→ EXERCISE
Each line containing the word "parameter" needs to be copied.

→ ENTRIES SHOWN
%%

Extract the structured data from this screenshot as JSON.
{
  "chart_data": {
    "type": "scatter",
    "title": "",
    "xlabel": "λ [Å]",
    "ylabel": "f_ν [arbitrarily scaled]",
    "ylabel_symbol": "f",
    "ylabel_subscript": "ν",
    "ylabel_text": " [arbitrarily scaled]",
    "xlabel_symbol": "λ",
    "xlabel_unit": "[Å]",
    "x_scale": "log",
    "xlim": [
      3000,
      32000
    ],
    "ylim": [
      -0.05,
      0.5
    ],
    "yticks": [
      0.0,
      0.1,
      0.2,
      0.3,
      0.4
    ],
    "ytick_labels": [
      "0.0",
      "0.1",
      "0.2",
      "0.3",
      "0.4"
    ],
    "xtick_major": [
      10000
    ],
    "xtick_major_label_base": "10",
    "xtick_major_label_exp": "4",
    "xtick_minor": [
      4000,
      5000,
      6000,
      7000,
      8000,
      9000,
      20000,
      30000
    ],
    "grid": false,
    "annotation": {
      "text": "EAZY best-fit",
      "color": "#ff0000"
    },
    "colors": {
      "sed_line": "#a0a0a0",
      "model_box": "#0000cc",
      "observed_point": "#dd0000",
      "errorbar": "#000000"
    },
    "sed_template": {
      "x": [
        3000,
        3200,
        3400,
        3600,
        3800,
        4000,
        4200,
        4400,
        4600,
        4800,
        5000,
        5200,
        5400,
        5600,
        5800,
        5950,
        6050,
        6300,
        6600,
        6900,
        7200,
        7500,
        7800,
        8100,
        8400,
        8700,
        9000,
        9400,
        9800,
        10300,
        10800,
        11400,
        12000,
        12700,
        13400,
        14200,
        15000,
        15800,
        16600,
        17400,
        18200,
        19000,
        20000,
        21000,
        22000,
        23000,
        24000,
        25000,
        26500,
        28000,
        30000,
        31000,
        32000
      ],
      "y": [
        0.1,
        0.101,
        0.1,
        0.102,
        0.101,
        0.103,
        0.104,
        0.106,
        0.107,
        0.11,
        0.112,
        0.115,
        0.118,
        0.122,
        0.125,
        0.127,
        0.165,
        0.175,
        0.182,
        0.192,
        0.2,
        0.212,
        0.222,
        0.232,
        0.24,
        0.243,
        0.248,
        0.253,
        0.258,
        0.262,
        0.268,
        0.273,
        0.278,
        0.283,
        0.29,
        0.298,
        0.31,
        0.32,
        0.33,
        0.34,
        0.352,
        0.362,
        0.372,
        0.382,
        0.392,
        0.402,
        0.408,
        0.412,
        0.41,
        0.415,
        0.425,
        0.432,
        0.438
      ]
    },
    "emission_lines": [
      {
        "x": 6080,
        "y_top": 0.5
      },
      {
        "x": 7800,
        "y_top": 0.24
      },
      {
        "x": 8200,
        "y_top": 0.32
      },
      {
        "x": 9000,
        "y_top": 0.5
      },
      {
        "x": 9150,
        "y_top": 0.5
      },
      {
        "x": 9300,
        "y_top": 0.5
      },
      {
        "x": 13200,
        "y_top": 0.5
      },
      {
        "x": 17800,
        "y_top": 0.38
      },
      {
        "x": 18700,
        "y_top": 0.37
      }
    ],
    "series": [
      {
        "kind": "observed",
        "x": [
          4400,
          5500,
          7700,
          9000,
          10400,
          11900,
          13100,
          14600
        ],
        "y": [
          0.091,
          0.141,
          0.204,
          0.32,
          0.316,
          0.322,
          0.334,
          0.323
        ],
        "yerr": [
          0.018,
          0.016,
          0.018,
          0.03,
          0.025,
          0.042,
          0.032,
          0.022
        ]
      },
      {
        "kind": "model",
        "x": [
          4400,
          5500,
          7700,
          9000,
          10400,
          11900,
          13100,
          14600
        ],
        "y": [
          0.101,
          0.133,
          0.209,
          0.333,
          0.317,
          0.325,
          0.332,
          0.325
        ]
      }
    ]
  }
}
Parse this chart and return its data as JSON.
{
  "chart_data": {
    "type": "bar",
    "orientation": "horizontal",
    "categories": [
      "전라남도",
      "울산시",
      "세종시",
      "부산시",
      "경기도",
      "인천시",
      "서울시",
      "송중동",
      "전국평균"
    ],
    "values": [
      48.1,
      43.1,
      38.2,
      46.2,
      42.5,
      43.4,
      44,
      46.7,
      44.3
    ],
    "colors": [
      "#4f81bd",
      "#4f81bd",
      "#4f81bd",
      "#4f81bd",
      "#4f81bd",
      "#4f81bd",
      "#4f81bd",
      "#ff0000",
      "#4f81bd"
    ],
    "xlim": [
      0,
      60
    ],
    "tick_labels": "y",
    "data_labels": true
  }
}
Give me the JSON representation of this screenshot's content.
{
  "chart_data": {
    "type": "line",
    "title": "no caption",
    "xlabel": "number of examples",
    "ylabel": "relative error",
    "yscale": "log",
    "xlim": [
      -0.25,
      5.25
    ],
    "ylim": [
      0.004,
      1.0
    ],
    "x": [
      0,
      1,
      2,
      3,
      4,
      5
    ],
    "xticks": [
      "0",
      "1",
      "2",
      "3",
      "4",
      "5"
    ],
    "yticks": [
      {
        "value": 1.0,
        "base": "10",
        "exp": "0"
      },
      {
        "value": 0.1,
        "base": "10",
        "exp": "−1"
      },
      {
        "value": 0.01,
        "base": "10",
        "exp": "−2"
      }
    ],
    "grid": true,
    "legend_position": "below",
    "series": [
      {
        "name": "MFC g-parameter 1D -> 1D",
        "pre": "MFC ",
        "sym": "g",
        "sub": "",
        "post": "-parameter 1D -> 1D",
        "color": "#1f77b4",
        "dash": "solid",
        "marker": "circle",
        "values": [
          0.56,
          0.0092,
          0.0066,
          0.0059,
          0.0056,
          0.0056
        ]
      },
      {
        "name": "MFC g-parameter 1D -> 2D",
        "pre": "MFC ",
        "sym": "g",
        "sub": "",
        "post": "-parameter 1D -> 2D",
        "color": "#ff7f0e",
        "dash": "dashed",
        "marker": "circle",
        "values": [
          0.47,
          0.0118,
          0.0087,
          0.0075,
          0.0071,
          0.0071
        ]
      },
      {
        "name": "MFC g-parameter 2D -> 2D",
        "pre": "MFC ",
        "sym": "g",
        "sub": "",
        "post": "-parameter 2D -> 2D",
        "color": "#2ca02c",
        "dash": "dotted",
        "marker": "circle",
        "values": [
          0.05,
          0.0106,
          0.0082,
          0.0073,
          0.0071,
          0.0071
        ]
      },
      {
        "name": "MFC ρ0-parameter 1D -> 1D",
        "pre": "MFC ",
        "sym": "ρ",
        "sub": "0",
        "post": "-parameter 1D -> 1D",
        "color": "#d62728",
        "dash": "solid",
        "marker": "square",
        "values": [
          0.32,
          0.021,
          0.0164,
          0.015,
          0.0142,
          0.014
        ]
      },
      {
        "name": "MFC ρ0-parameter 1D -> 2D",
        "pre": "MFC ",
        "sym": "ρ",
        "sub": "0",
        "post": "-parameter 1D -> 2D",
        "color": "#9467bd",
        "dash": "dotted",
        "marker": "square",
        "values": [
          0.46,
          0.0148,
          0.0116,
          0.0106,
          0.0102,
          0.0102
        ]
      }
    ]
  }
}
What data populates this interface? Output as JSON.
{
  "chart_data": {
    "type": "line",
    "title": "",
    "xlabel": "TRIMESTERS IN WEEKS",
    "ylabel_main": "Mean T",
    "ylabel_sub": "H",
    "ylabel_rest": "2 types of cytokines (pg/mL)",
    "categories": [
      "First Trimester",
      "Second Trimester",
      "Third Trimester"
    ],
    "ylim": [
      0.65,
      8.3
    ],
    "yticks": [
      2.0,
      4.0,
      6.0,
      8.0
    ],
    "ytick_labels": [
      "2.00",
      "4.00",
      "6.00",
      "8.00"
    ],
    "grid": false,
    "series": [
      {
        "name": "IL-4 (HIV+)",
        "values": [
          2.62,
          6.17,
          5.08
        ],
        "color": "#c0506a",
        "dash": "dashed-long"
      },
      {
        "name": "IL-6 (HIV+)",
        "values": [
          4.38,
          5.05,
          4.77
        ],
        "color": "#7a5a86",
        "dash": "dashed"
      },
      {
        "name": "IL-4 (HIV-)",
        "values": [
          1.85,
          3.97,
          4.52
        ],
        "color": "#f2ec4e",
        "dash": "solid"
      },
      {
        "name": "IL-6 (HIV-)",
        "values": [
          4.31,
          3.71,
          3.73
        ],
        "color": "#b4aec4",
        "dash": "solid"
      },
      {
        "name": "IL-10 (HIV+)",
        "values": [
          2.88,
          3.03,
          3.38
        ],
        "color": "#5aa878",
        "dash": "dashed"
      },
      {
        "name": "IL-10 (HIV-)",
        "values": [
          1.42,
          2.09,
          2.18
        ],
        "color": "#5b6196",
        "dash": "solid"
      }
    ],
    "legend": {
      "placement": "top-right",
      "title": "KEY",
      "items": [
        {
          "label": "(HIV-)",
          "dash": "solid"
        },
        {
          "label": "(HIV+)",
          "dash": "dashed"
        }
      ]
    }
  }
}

%%

→ SOLUTION FOR THIS PROBLEM
        "name": "MFC g-parameter 1D -> 1D",
        "post": "-parameter 1D -> 1D",
        "name": "MFC g-parameter 1D -> 2D",
        "post": "-parameter 1D -> 2D",
        "name": "MFC g-parameter 2D -> 2D",
        "post": "-parameter 2D -> 2D",
        "name": "MFC ρ0-parameter 1D -> 1D",
        "post": "-parameter 1D -> 1D",
        "name": "MFC ρ0-parameter 1D -> 2D",
        "post": "-parameter 1D -> 2D",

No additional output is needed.